▸ Task directions
Check every line of the material below for the string "могут", and return the ones that have it.

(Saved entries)
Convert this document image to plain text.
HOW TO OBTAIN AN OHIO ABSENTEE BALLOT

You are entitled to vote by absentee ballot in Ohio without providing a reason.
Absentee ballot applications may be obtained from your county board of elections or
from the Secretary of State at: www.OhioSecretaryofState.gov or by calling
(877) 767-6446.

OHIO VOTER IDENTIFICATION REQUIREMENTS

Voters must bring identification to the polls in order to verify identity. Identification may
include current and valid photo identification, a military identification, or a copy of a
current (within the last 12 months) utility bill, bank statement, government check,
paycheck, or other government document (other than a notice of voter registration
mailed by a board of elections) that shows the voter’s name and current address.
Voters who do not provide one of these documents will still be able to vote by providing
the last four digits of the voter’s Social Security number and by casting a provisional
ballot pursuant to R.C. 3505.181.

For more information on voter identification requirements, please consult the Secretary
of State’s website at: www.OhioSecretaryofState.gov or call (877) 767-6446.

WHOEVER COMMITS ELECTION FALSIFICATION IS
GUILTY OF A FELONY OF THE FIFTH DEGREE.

--

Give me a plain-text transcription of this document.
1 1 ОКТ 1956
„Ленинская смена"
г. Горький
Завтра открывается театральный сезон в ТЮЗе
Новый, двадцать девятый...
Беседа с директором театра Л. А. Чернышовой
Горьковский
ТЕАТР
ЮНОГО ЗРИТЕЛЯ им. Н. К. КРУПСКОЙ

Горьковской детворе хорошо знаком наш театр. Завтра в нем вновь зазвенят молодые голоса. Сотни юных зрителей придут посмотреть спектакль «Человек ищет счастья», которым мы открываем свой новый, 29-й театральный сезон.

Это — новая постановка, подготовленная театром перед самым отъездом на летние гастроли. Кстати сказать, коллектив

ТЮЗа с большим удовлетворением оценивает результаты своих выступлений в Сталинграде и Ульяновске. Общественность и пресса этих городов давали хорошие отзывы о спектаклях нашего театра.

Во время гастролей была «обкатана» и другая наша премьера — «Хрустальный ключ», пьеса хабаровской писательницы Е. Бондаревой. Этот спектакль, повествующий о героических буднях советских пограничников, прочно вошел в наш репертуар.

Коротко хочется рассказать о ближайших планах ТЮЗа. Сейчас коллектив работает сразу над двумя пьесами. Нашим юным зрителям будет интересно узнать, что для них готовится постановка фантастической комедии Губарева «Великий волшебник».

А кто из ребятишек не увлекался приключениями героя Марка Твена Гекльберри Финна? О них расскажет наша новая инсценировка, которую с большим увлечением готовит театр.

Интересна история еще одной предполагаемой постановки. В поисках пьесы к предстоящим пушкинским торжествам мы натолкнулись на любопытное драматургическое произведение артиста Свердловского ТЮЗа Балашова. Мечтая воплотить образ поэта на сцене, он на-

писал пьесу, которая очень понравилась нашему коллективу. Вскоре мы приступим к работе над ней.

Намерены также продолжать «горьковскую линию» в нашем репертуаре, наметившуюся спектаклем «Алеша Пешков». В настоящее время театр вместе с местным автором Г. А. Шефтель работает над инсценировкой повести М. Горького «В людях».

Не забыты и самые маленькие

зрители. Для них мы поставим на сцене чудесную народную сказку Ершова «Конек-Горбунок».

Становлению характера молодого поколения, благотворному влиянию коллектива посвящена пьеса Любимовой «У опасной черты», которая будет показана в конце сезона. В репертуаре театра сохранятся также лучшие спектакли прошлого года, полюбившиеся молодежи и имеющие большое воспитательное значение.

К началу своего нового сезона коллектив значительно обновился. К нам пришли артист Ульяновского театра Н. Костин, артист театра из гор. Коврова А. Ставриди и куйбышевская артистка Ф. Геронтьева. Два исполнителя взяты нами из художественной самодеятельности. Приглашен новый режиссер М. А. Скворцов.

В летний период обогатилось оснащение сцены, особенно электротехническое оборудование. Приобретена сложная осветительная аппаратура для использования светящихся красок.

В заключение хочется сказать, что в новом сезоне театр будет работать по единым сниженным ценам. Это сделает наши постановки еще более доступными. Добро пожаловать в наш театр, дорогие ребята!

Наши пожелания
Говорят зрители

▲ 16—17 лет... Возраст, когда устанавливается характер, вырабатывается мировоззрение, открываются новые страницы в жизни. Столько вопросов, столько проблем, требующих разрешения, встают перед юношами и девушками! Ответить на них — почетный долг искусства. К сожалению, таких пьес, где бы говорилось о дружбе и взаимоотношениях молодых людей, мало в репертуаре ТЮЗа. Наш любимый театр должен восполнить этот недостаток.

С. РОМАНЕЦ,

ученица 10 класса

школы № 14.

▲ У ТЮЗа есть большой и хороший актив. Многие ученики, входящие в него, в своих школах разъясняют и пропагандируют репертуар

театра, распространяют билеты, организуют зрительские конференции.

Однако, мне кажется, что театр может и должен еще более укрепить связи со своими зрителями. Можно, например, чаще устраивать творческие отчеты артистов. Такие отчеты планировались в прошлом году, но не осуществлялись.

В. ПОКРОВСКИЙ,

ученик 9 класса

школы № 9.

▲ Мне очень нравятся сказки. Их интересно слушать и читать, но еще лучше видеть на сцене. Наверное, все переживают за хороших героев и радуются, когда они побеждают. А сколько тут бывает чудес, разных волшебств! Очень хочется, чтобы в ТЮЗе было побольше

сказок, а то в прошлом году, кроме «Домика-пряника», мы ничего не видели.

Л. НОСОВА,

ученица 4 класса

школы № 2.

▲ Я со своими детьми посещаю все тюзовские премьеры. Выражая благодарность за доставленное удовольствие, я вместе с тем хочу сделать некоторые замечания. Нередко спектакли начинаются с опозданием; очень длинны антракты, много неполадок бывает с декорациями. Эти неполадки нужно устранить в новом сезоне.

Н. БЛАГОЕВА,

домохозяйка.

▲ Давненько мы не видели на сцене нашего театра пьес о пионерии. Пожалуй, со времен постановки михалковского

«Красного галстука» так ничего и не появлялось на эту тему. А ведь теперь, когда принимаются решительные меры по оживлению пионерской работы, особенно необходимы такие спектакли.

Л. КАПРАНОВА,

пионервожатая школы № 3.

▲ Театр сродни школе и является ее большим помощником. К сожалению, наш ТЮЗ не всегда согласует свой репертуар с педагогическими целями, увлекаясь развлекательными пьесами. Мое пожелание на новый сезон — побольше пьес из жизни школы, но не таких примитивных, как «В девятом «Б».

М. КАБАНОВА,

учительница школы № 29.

* * *

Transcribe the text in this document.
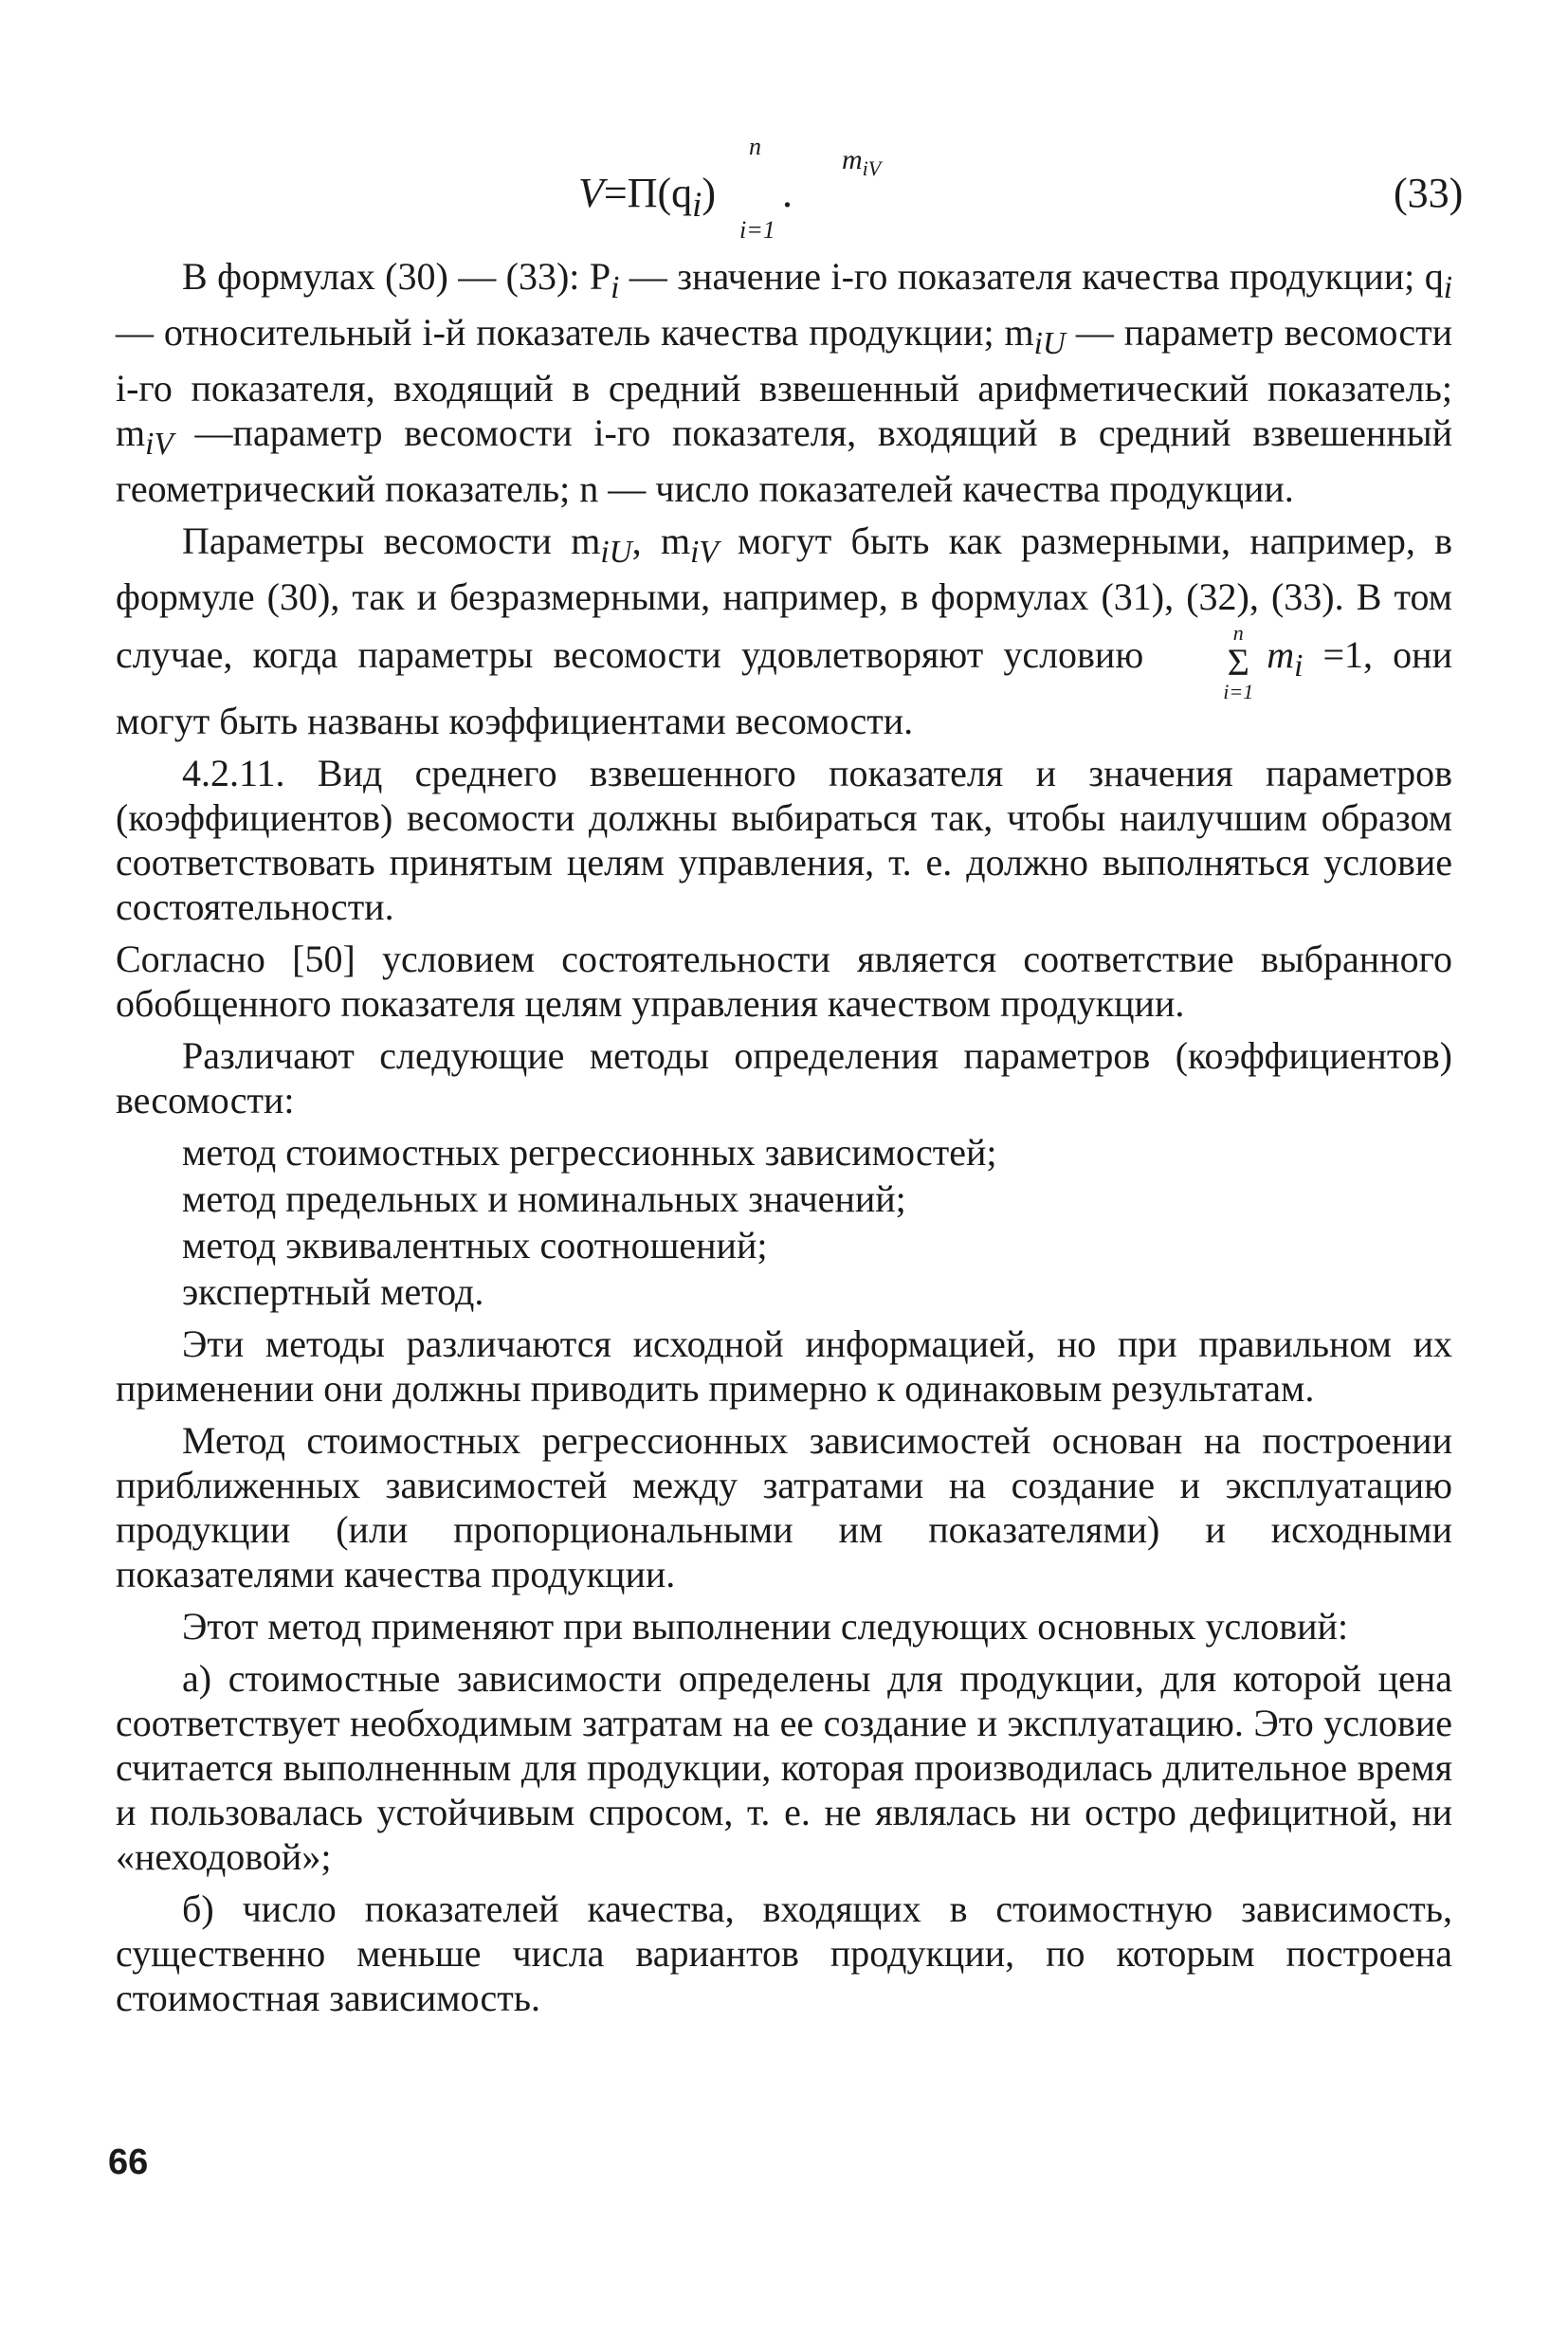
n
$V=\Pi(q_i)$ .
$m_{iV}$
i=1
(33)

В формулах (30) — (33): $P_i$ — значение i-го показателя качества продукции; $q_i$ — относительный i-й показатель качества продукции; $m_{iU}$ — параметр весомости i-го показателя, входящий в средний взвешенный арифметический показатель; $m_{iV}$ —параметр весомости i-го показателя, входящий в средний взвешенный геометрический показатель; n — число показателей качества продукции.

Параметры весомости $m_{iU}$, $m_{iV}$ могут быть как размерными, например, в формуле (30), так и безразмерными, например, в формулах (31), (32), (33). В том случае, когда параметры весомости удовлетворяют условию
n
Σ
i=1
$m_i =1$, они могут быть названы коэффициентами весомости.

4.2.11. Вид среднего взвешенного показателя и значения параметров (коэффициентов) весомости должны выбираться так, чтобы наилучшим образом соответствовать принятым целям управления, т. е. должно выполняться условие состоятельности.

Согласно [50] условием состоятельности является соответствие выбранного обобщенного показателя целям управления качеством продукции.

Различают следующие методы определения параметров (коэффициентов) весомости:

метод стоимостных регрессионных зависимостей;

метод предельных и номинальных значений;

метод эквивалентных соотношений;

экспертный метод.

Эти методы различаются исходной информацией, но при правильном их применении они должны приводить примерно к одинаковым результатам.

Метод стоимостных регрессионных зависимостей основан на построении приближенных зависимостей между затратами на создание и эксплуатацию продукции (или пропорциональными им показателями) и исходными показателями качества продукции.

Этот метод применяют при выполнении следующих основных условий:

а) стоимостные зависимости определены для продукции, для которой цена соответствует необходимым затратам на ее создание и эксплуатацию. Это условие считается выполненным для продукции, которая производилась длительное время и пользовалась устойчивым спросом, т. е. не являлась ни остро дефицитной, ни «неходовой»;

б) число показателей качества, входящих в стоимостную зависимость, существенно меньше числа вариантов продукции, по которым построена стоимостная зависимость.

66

▸ The response
Параметры весомости $m_{iU}$, $m_{iV}$ могут быть как размерными, например, в формуле (30), так и безразмерными, например, в формулах (31), (32), (33). В том случае, когда параметры весомости удовлетворяют условию
$m_i =1$, они могут быть названы коэффициентами весомости.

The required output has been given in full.